Saved dataset items
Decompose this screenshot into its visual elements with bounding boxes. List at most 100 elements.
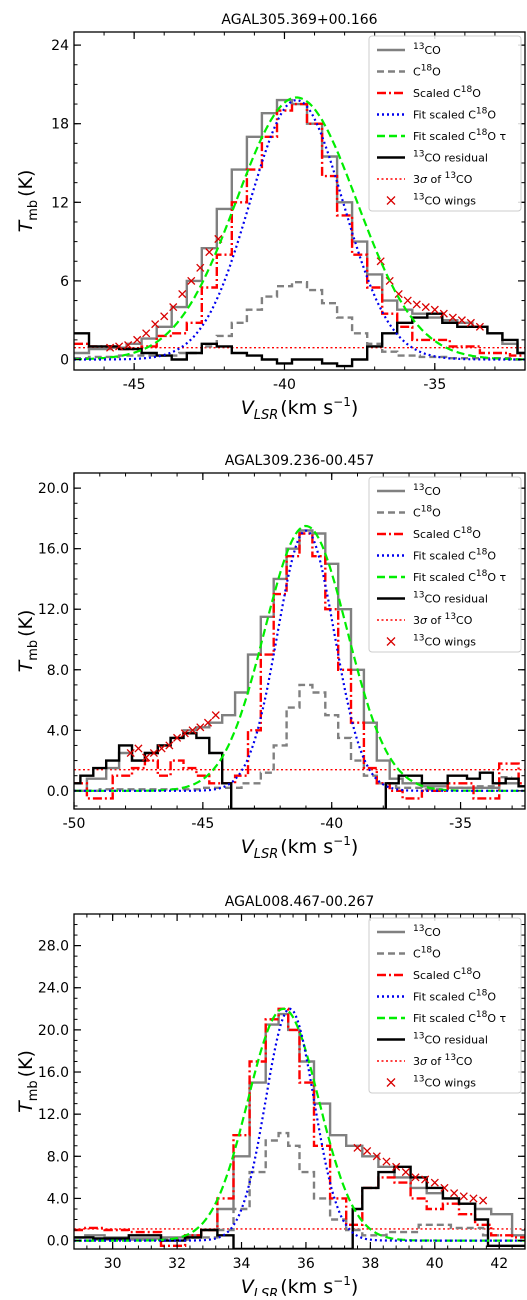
wing-marker <box>479 1196 488 1205</box>
plot-area <box>74 96 525 368</box>
y-axis-label: Tmb(K) <box>15 1050 41 1113</box>
legend-item: 13CO residual <box>377 150 488 165</box>
y-tick-label: 4.0 <box>47 723 69 739</box>
chart-panel-3: AGAL008.467-00.267 30 32 34 36 38 40 42 0.0 4.0 8.… <box>15 894 526 1300</box>
x-tick-label: 42 <box>490 1256 508 1272</box>
legend-item: 3σ of 13CO <box>377 171 473 186</box>
x-tick-label: -40 <box>273 377 296 393</box>
wing-marker <box>196 263 205 272</box>
wing-marker <box>392 1162 401 1171</box>
wing-marker <box>401 1168 410 1177</box>
x-axis-label: VLSR (km s−1) <box>241 834 359 862</box>
wing-marker <box>475 322 484 331</box>
legend-box <box>368 35 522 212</box>
wing-marker <box>134 744 143 753</box>
legend-label: Fit scaled C18O τ <box>413 128 507 143</box>
series-fit-scaled-c18o-tau <box>74 96 525 361</box>
wing-marker <box>133 335 142 344</box>
legend: 13CO C18O Scaled C18O Fit scaled C18O Fit sc… <box>368 35 522 212</box>
legend-label: C18O <box>413 505 441 520</box>
wing-marker <box>353 1143 362 1152</box>
legend-item: C18O <box>377 505 441 520</box>
legend-label: Fit scaled C18O τ <box>413 569 507 584</box>
y-axis-label: Tmb(K) <box>15 170 41 233</box>
axes-frame <box>73 913 526 1250</box>
wing-marker <box>205 248 214 257</box>
y-tick-label: 0.0 <box>47 1234 69 1250</box>
legend-item: Fit scaled C18O <box>377 989 496 1004</box>
legend-item: C18O <box>377 64 441 79</box>
wing-marker <box>430 305 439 314</box>
legend-label: 13CO residual <box>413 591 488 606</box>
legend-label: 3σ of 13CO <box>413 171 473 186</box>
wing-marker <box>188 726 197 735</box>
wing-marker <box>466 318 475 327</box>
legend-label: C18O <box>413 946 441 961</box>
wing-marker <box>142 329 151 338</box>
legend-label: 13CO <box>413 924 441 939</box>
legend-item: Fit scaled C18O τ <box>377 569 507 584</box>
legend-label: Fit scaled C18O <box>413 107 496 122</box>
legend: 13CO C18O Scaled C18O Fit scaled C18O Fit sc… <box>368 476 522 653</box>
wing-marker <box>450 1189 459 1198</box>
plot-area <box>74 524 525 809</box>
wing-marker <box>372 1152 381 1161</box>
y-tick-label: 6 <box>60 274 69 290</box>
legend-box <box>368 476 522 653</box>
legend-item: Scaled C18O <box>377 967 481 982</box>
series-13co-wings <box>353 1143 488 1205</box>
wing-marker <box>211 711 220 720</box>
legend-swatch <box>386 196 396 205</box>
y-tick-label: 12 <box>51 195 69 211</box>
series-13co <box>74 98 525 355</box>
wing-marker <box>411 1173 420 1182</box>
y-tick-label: 24 <box>51 38 69 54</box>
wing-marker <box>160 312 169 321</box>
legend-item: 13CO wings <box>386 193 476 208</box>
x-tick-label: 32 <box>168 1256 186 1272</box>
legend-item: 13CO wings <box>386 634 476 649</box>
wing-marker <box>196 723 205 732</box>
y-tick-label: 28.0 <box>38 939 69 955</box>
legend: 13CO C18O Scaled C18O Fit scaled C18O Fit sc… <box>368 917 522 1094</box>
series-fit-scaled-c18o <box>74 529 525 792</box>
legend-item: 13CO residual <box>377 1032 488 1047</box>
legend-label: 13CO residual <box>413 1032 488 1047</box>
legend-label: 13CO residual <box>413 150 488 165</box>
y-tick-label: 12.0 <box>38 602 69 618</box>
legend-item: Fit scaled C18O <box>377 548 496 563</box>
wing-marker <box>173 733 182 742</box>
series-13co-wings <box>126 711 220 762</box>
wing-marker <box>165 741 174 750</box>
legend-label: Scaled C18O <box>413 967 481 982</box>
legend-swatch <box>386 637 396 646</box>
legend-item: 13CO residual <box>377 591 488 606</box>
y-tick-label: 24.0 <box>38 981 69 997</box>
x-tick-label: 36 <box>297 1256 315 1272</box>
wing-marker <box>421 1175 430 1184</box>
wing-marker <box>382 1157 391 1166</box>
y-tick-label: 16.0 <box>38 542 69 558</box>
legend-item: 13CO <box>377 483 441 498</box>
wing-marker <box>394 289 403 299</box>
legend-label: Scaled C18O <box>413 85 481 100</box>
legend-label: 13CO wings <box>413 634 476 649</box>
series-scaled-c18o <box>74 102 525 357</box>
series-c18o <box>74 281 525 361</box>
wing-marker <box>421 303 430 312</box>
x-tick-label: 38 <box>361 1256 379 1272</box>
y-tick-label: 20.0 <box>38 1023 69 1039</box>
series-fit-scaled-c18o <box>74 1007 525 1242</box>
y-tick-label: 0 <box>60 353 69 369</box>
axes-frame <box>73 31 526 371</box>
legend-label: 13CO <box>413 483 441 498</box>
wing-marker <box>430 1178 439 1187</box>
series-scaled-c18o <box>74 1007 525 1247</box>
series-fit-scaled-c18o <box>74 99 525 361</box>
wing-marker <box>439 309 448 318</box>
legend-label: 13CO wings <box>413 1075 476 1090</box>
wing-marker <box>169 303 178 312</box>
x-tick-label: -50 <box>63 816 86 832</box>
legend-item: 13CO <box>377 42 441 57</box>
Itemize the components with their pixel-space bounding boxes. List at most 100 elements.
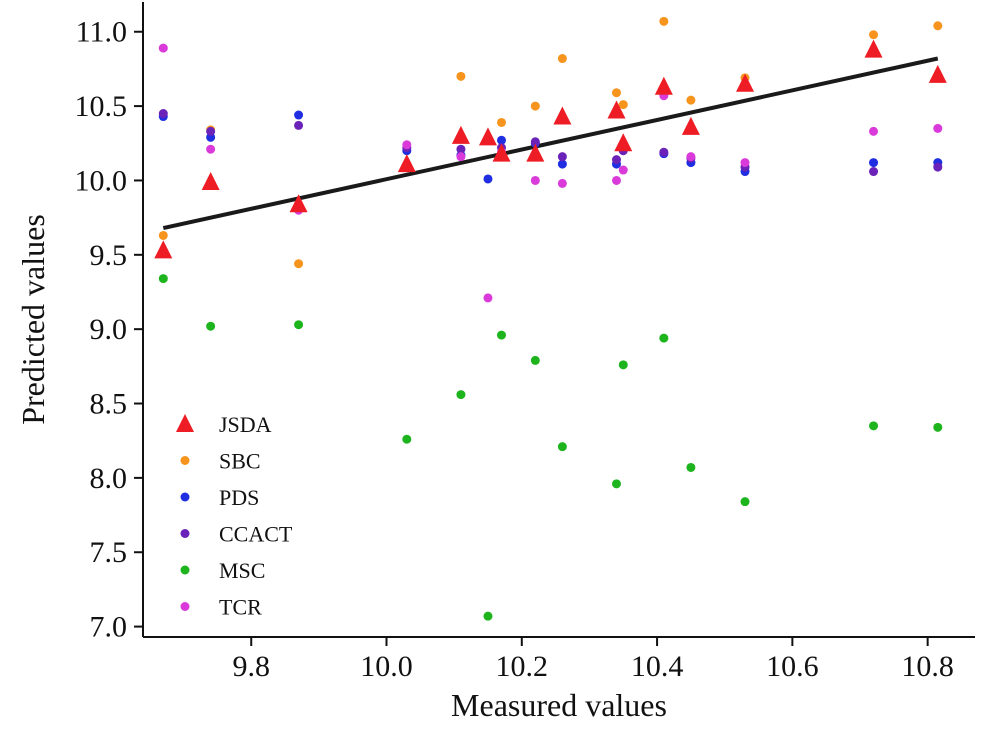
- tcr-point: [158, 43, 168, 53]
- tcr-point: [618, 165, 628, 175]
- legend-label-pds: PDS: [219, 485, 259, 510]
- ccact-point: [557, 152, 567, 162]
- msc-point: [530, 355, 540, 365]
- jsda-point: [654, 76, 673, 95]
- legend-label-tcr: TCR: [219, 595, 262, 620]
- tcr-point: [456, 152, 466, 162]
- legend-label-sbc: SBC: [219, 449, 261, 474]
- jsda-point: [864, 39, 883, 58]
- legend-marker-ccact: [180, 529, 190, 538]
- sbc-point: [158, 230, 168, 240]
- y-tick-label: 7.0: [90, 611, 128, 644]
- msc-point: [294, 320, 304, 330]
- pds-point: [483, 174, 493, 184]
- msc-point: [456, 390, 466, 400]
- sbc-point: [618, 100, 628, 110]
- legend-marker-msc: [180, 565, 190, 575]
- x-tick-label: 10.2: [496, 650, 549, 683]
- msc-point: [740, 497, 750, 507]
- msc-point: [557, 442, 567, 452]
- sbc-point: [933, 21, 943, 31]
- jsda-point: [928, 64, 947, 83]
- legend-label-ccact: CCACT: [219, 522, 293, 547]
- jsda-point: [201, 171, 220, 190]
- series-jsda: [154, 39, 947, 259]
- data-points: [154, 16, 947, 621]
- msc-point: [869, 421, 879, 431]
- jsda-point: [154, 240, 173, 259]
- jsda-point: [736, 73, 755, 92]
- sbc-point: [686, 95, 696, 105]
- pds-point: [497, 135, 507, 145]
- pds-point: [557, 159, 567, 169]
- series-pds: [158, 110, 943, 184]
- legend-label-msc: MSC: [219, 558, 265, 583]
- tcr-point: [740, 158, 750, 168]
- sbc-point: [557, 54, 567, 64]
- ccact-point: [611, 155, 621, 165]
- tcr-point: [933, 123, 943, 133]
- jsda-point: [607, 100, 626, 119]
- jsda-point: [553, 106, 572, 125]
- tcr-point: [611, 175, 621, 185]
- x-tick-label: 10.0: [360, 650, 413, 683]
- tcr-point: [530, 175, 540, 185]
- jsda-point: [526, 143, 545, 162]
- tcr-point: [402, 140, 412, 150]
- sbc-point: [497, 117, 507, 127]
- y-axis-title: Predicted values: [15, 214, 51, 425]
- x-tick-label: 10.8: [901, 650, 954, 683]
- y-tick-label: 10.0: [75, 164, 128, 197]
- y-tick-label: 10.5: [75, 90, 128, 123]
- x-axis-title: Measured values: [451, 687, 667, 723]
- msc-point: [618, 360, 628, 370]
- msc-point: [611, 479, 621, 489]
- y-tick-label: 8.5: [90, 388, 128, 421]
- series-msc: [158, 274, 943, 621]
- sbc-point: [530, 101, 540, 111]
- msc-point: [659, 333, 669, 343]
- tcr-point: [557, 178, 567, 188]
- msc-point: [933, 422, 943, 432]
- msc-point: [206, 321, 216, 331]
- jsda-point: [478, 127, 497, 146]
- ccact-point: [206, 126, 216, 136]
- legend-marker-sbc: [180, 456, 190, 465]
- legend-label-jsda: JSDA: [219, 412, 272, 437]
- tcr-point: [206, 144, 216, 154]
- msc-point: [402, 434, 412, 444]
- pds-point: [294, 110, 304, 120]
- sbc-point: [294, 259, 304, 269]
- ccact-point: [158, 109, 168, 119]
- y-tick-label: 9.0: [90, 313, 128, 346]
- x-tick-label: 10.4: [631, 650, 684, 683]
- ccact-point: [869, 167, 879, 177]
- jsda-point: [397, 154, 416, 173]
- legend-marker-jsda: [176, 414, 194, 432]
- pds-point: [869, 158, 879, 168]
- tcr-point: [869, 126, 879, 136]
- sbc-point: [869, 30, 879, 40]
- msc-point: [483, 611, 493, 621]
- msc-point: [497, 330, 507, 340]
- series-sbc: [158, 16, 943, 269]
- y-tick-label: 7.5: [90, 536, 128, 569]
- tcr-point: [483, 293, 493, 303]
- legend-marker-tcr: [180, 602, 190, 611]
- y-tick-label: 11.0: [76, 16, 127, 49]
- jsda-point: [289, 194, 308, 213]
- ccact-point: [659, 147, 669, 157]
- fit-line-group: [162, 56, 939, 230]
- x-tick-label: 10.6: [766, 650, 819, 683]
- sbc-point: [611, 88, 621, 98]
- y-tick-label: 9.5: [90, 239, 128, 272]
- axes: [142, 2, 975, 638]
- legend-marker-pds: [180, 492, 190, 502]
- jsda-point: [614, 133, 633, 152]
- ccact-point: [530, 137, 540, 147]
- msc-point: [158, 274, 168, 284]
- jsda-point: [681, 116, 700, 135]
- sbc-point: [659, 16, 669, 26]
- ccact-point: [933, 162, 943, 172]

**WHAT IS EXPECTED**
Copy the lines above verbatim, starting with the line that contains "wing-marker <box>479 1196 488 1205</box>" and ending with the line that contains "wing-marker <box>134 744 143 753</box>", both included.

**FULL RESPONSE**
wing-marker <box>479 1196 488 1205</box>
plot-area <box>74 96 525 368</box>
y-axis-label: Tmb(K) <box>15 1050 41 1113</box>
legend-item: 13CO residual <box>377 150 488 165</box>
y-tick-label: 4.0 <box>47 723 69 739</box>
chart-panel-3: AGAL008.467-00.267 30 32 34 36 38 40 42 0.0 4.0 8.… <box>15 894 526 1300</box>
x-tick-label: 42 <box>490 1256 508 1272</box>
legend-item: 3σ of 13CO <box>377 171 473 186</box>
x-tick-label: -40 <box>273 377 296 393</box>
wing-marker <box>196 263 205 272</box>
wing-marker <box>392 1162 401 1171</box>
wing-marker <box>401 1168 410 1177</box>
x-axis-label: VLSR (km s−1) <box>241 834 359 862</box>
wing-marker <box>475 322 484 331</box>
legend-box <box>368 35 522 212</box>
wing-marker <box>134 744 143 753</box>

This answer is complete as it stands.